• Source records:
···
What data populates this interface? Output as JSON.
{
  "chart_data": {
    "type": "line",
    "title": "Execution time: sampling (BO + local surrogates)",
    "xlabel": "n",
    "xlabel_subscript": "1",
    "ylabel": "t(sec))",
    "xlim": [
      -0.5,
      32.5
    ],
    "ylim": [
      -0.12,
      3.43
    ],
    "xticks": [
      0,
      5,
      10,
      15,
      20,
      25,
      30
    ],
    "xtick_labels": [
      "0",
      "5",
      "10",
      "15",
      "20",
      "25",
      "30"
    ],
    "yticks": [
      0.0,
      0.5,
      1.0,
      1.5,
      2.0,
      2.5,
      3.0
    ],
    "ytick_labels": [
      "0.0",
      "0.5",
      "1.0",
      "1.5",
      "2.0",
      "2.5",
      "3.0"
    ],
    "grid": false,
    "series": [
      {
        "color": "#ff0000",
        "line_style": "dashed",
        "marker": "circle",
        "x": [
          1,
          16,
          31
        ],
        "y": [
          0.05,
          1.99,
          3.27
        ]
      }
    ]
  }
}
···
• YOUR TASK: Give the material above again, word for word.

• RESPONSE TO THIS EXERCISE:
What data populates this interface? Output as JSON.
{
  "chart_data": {
    "type": "line",
    "title": "Execution time: sampling (BO + local surrogates)",
    "xlabel": "n",
    "xlabel_subscript": "1",
    "ylabel": "t(sec))",
    "xlim": [
      -0.5,
      32.5
    ],
    "ylim": [
      -0.12,
      3.43
    ],
    "xticks": [
      0,
      5,
      10,
      15,
      20,
      25,
      30
    ],
    "xtick_labels": [
      "0",
      "5",
      "10",
      "15",
      "20",
      "25",
      "30"
    ],
    "yticks": [
      0.0,
      0.5,
      1.0,
      1.5,
      2.0,
      2.5,
      3.0
    ],
    "ytick_labels": [
      "0.0",
      "0.5",
      "1.0",
      "1.5",
      "2.0",
      "2.5",
      "3.0"
    ],
    "grid": false,
    "series": [
      {
        "color": "#ff0000",
        "line_style": "dashed",
        "marker": "circle",
        "x": [
          1,
          16,
          31
        ],
        "y": [
          0.05,
          1.99,
          3.27
        ]
      }
    ]
  }
}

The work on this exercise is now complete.